───── Page
Slide 7: There are 3 principal design options for tailings dams: upstream, downstream and centerline. These design options may be applied alone or in combination. The selection of design is based on a number of factors including dam siting, geology, seismicity, climatic conditions, construction materials and the nature of the tailings.
Upstream dam construction relies on the integrity of the tailings themselves (or sands as they are sometimes called) and as such they require greater ongoing scrutiny on key operational aspects such as water management, the width of the tailings beach (the drained solids left after deposition which contribute to embankment stability) and tailings deposition (which may change if there are changes for example to the ore being processed).
In contrast, downstream dams are often constructed with rock, with subsequent raises extending outwards or downstream from the initial embankment. Centreline construction is similar, however the dam maintains a fixed centre line as subsequent raises are built. As such, one of the main advantages centerline dams have is that they do not occupy as large a footprint of land as downstream dams and can therefore be useful where there are constraints in terms of land availability.
When dams apply a combination of these methods they may be referred to as hybrid.
Slide 8: Given tailings dams are dynamic structures, maintaining dam integrity requires an ongoing focus on appropriate engineering design, quality construction, operating discipline and effective governance.
There are a range of factors which can influence dam integrity. These include:
- Whether appropriate consideration has been given to local site conditions such as seismicity and hydrology;
- The quality assurance and quality control that is applied to dam construction and the materials used for construction;
- The ongoing focus on operating discipline including - the nature of the tailings themselves and how they are deposited; how water is managed; the effectiveness and analysis of monitoring and the assessment of changes during dam life.
Slide 9: Tailing dam classification systems have been introduced to ensure a level of consistency is applied to the design and management of dams to promote integrity and reduce the risk of catastrophic failure.
──────────
───── Data for this exercise
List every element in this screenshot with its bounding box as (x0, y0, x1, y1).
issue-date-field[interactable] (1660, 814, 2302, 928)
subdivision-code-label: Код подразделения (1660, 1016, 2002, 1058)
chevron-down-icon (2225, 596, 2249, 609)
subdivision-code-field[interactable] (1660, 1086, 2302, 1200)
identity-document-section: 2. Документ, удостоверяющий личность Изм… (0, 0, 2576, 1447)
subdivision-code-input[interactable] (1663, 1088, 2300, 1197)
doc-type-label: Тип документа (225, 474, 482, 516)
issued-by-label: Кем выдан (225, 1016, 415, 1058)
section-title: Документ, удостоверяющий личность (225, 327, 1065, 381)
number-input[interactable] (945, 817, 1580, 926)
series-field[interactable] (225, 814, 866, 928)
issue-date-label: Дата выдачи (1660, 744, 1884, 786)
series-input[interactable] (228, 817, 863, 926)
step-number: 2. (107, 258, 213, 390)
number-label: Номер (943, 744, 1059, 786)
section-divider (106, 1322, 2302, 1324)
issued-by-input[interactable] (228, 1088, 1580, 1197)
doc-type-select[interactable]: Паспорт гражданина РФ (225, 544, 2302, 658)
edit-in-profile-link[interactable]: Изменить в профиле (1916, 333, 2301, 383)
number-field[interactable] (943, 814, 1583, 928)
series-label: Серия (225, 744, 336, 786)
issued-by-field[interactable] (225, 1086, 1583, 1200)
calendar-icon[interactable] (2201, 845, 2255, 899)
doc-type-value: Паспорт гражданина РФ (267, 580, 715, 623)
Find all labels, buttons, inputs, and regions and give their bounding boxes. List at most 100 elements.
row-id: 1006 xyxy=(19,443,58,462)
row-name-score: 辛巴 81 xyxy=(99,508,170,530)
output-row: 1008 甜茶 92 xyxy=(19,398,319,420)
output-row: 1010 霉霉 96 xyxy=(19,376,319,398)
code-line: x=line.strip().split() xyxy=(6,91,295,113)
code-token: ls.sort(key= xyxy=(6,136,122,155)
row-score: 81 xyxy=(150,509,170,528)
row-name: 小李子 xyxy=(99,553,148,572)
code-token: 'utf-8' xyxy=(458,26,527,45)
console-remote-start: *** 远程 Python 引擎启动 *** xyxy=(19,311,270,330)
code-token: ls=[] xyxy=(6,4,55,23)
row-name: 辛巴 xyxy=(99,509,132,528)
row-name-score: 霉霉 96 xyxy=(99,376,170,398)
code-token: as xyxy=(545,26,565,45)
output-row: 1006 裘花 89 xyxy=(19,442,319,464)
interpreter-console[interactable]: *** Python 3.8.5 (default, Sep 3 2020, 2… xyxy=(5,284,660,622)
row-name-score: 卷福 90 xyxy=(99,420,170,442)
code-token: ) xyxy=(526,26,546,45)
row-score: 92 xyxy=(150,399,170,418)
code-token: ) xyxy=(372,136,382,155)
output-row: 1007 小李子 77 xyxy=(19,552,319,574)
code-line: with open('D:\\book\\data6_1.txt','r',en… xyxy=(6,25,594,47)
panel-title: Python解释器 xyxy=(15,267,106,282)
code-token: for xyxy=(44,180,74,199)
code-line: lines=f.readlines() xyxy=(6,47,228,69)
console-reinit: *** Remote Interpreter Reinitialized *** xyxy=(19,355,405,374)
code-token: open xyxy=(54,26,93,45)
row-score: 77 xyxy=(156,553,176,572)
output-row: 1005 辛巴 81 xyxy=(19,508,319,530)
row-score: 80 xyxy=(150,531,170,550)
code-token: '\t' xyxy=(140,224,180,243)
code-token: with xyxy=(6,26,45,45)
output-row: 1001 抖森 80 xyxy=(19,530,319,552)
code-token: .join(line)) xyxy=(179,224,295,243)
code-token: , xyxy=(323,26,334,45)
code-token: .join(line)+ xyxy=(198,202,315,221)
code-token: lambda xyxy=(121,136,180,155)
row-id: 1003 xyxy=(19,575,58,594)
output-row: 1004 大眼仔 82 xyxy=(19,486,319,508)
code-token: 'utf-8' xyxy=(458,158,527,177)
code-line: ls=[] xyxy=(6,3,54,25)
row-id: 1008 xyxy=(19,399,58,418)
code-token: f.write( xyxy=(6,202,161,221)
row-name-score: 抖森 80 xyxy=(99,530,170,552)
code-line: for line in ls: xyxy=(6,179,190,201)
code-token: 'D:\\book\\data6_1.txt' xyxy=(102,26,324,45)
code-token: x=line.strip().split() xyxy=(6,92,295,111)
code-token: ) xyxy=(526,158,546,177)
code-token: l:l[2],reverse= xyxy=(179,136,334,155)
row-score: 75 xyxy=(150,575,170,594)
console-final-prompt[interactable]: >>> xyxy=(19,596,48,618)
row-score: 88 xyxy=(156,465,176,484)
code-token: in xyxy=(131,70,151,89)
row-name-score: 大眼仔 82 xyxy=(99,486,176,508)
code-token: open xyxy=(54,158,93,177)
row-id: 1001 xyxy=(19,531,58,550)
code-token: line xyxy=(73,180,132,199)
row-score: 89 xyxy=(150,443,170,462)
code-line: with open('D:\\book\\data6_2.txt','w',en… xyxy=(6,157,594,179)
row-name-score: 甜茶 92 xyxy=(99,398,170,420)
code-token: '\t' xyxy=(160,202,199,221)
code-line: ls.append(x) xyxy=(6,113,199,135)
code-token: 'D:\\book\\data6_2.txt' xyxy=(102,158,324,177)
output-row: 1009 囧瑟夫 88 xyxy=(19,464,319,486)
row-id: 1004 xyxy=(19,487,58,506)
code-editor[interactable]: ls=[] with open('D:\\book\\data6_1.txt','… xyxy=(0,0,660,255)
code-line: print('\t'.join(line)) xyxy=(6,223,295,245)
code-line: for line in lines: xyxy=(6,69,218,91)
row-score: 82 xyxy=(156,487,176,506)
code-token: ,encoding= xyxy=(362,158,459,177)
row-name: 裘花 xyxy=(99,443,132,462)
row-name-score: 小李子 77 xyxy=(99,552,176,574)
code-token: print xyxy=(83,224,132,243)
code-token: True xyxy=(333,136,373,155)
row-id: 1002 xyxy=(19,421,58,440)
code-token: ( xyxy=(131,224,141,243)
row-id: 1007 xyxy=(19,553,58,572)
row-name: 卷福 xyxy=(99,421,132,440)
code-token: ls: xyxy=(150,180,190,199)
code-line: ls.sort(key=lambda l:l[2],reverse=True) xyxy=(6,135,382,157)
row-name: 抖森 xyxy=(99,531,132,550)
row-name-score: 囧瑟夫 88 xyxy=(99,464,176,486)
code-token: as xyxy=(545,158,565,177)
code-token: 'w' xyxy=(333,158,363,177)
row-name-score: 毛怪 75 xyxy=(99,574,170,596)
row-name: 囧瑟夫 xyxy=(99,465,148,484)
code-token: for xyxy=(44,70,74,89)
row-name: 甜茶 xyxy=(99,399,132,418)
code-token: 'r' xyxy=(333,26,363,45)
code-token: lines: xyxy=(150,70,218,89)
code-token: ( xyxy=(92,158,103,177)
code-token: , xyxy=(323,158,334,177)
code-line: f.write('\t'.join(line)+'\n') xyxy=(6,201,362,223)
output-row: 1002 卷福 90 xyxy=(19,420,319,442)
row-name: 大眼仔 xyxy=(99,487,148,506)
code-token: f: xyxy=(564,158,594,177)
──────────
## Stated problem A
According to the text about tailings dams, what is one of the main advantages of centerline dams?
## Stated problem B
Reproduce the records, beginning at their first line and stopping after the line that contains "subdivision-code-input[interactable] (1663, 1088, 2300, 1197)".
The text about tailings dams and the records are unrelated materials.

## Correct output A
They do not occupy as large a footprint of land as downstream dams.

## Correct output B
List every element in this screenshot with its bounding box as (x0, y0, x1, y1).
issue-date-field[interactable] (1660, 814, 2302, 928)
subdivision-code-label: Код подразделения (1660, 1016, 2002, 1058)
chevron-down-icon (2225, 596, 2249, 609)
subdivision-code-field[interactable] (1660, 1086, 2302, 1200)
identity-document-section: 2. Документ, удостоверяющий личность Изм… (0, 0, 2576, 1447)
subdivision-code-input[interactable] (1663, 1088, 2300, 1197)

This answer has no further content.